Reproduce the following records exactly from the line containing "Decode this image" onward, ending with the last line and including it.

— Start Record excerpts —

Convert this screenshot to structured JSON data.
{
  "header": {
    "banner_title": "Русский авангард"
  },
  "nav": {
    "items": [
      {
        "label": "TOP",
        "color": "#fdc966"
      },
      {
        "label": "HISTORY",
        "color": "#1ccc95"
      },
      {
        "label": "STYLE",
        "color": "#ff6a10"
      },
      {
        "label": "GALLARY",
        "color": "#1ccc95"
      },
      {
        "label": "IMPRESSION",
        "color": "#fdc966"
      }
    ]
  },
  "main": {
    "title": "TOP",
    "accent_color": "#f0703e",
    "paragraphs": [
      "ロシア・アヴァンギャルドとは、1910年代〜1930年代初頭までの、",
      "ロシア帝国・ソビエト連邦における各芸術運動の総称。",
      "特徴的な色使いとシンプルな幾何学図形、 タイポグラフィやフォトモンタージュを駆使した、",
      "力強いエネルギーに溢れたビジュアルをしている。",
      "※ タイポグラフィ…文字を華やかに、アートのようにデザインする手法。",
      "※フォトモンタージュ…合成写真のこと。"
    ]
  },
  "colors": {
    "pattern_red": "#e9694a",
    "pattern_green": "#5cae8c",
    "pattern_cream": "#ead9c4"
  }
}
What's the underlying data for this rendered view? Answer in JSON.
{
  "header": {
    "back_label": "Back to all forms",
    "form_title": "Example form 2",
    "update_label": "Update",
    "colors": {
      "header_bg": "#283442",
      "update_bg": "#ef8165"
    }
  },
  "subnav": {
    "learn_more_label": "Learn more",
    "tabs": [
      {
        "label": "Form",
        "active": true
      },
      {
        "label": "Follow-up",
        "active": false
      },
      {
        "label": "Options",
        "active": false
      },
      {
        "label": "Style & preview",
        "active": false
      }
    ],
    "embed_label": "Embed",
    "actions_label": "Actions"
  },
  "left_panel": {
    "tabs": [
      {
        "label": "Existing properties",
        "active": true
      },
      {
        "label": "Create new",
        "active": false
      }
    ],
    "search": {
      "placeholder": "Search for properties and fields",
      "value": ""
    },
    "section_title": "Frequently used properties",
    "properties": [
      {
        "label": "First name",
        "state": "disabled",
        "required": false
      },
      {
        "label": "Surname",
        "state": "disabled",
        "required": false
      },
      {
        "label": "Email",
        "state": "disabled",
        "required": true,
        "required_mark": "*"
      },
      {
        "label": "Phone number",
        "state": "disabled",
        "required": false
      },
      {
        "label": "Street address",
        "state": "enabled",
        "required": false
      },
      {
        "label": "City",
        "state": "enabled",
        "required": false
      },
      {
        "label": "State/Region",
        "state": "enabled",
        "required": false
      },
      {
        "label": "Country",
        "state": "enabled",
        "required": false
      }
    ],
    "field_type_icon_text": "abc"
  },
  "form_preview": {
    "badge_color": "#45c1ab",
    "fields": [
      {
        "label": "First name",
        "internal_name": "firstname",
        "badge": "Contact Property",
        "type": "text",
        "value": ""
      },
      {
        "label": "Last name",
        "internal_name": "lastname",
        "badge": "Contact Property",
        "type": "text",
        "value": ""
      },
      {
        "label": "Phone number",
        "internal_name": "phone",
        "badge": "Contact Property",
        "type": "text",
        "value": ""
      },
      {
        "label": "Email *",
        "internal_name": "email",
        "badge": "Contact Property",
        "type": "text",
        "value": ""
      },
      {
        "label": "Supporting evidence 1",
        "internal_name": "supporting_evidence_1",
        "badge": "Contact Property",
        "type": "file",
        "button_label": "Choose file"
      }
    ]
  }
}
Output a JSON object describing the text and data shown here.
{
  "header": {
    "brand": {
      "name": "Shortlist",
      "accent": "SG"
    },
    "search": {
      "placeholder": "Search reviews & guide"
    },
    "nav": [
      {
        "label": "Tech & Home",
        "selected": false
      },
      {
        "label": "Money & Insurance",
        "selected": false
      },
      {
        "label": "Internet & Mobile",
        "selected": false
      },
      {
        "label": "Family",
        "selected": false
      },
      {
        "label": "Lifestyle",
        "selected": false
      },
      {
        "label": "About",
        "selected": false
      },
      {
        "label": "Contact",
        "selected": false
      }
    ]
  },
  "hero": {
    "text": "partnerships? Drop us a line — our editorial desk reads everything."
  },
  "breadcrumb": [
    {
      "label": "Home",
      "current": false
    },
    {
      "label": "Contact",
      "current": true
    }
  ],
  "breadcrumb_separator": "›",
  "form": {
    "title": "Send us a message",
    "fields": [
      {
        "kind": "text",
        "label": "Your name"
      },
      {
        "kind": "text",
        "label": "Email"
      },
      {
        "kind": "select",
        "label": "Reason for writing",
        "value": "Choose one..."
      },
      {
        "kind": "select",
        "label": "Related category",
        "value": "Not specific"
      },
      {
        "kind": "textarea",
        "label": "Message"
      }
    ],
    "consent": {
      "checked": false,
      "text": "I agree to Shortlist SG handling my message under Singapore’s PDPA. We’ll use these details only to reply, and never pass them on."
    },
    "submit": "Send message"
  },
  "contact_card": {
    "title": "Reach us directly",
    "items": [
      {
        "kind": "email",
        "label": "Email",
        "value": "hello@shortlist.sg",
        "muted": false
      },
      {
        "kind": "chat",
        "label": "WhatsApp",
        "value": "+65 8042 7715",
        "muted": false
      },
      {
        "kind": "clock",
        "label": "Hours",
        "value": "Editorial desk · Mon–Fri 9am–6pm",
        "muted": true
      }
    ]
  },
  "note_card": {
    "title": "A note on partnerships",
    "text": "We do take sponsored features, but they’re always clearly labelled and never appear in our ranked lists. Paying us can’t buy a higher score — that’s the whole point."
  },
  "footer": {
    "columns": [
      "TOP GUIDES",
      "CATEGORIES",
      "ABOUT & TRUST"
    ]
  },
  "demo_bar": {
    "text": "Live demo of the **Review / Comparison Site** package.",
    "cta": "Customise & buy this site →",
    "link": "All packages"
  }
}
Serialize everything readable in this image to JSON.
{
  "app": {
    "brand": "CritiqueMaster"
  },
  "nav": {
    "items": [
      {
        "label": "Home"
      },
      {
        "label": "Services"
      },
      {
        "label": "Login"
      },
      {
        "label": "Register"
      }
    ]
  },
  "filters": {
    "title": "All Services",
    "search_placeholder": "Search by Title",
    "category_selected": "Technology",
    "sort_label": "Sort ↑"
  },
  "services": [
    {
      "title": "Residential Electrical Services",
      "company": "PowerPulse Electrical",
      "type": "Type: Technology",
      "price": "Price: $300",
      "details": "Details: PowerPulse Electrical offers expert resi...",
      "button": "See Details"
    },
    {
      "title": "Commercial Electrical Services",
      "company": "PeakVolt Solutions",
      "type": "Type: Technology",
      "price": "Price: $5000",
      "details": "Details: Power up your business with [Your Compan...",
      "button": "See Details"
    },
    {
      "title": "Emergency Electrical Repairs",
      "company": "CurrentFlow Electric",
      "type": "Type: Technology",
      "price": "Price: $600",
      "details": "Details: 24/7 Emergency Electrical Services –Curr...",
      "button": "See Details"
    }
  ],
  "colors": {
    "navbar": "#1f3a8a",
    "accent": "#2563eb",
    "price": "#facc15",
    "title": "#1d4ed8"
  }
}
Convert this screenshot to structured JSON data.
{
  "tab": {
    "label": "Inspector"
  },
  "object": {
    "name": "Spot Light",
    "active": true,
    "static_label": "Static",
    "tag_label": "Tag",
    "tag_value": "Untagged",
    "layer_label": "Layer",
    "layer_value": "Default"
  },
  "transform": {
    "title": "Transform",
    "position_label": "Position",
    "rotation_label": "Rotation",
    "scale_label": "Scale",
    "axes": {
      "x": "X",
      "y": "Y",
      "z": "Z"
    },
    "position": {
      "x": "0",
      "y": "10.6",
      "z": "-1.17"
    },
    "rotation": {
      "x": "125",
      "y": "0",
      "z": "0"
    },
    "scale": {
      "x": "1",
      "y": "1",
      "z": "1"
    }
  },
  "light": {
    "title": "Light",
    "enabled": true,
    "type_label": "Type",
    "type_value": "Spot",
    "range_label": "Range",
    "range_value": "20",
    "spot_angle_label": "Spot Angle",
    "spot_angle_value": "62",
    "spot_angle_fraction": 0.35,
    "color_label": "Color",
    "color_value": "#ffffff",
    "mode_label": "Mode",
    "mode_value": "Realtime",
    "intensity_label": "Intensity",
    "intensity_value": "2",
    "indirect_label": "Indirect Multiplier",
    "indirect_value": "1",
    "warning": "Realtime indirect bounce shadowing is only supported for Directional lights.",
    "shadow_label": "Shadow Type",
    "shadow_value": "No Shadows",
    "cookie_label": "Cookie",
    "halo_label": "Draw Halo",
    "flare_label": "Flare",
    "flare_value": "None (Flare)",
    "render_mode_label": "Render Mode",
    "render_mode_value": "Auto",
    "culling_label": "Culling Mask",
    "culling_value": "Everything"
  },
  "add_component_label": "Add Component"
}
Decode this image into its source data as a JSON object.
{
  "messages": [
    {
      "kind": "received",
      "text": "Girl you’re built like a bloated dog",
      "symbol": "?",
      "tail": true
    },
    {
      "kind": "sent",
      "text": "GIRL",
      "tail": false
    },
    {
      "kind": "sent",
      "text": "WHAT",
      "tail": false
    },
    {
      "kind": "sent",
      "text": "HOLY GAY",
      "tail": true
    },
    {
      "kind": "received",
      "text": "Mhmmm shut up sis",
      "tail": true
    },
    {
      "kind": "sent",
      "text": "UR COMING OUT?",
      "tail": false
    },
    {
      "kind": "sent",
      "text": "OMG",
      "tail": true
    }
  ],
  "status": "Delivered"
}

— End Record excerpts —

• Exercise output:
Decode this image into its source data as a JSON object.
{
  "messages": [
    {
      "kind": "received",
      "text": "Girl you’re built like a bloated dog",
      "symbol": "?",
      "tail": true
    },
    {
      "kind": "sent",
      "text": "GIRL",
      "tail": false
    },
    {
      "kind": "sent",
      "text": "WHAT",
      "tail": false
    },
    {
      "kind": "sent",
      "text": "HOLY GAY",
      "tail": true
    },
    {
      "kind": "received",
      "text": "Mhmmm shut up sis",
      "tail": true
    },
    {
      "kind": "sent",
      "text": "UR COMING OUT?",
      "tail": false
    },
    {
      "kind": "sent",
      "text": "OMG",
      "tail": true
    }
  ],
  "status": "Delivered"
}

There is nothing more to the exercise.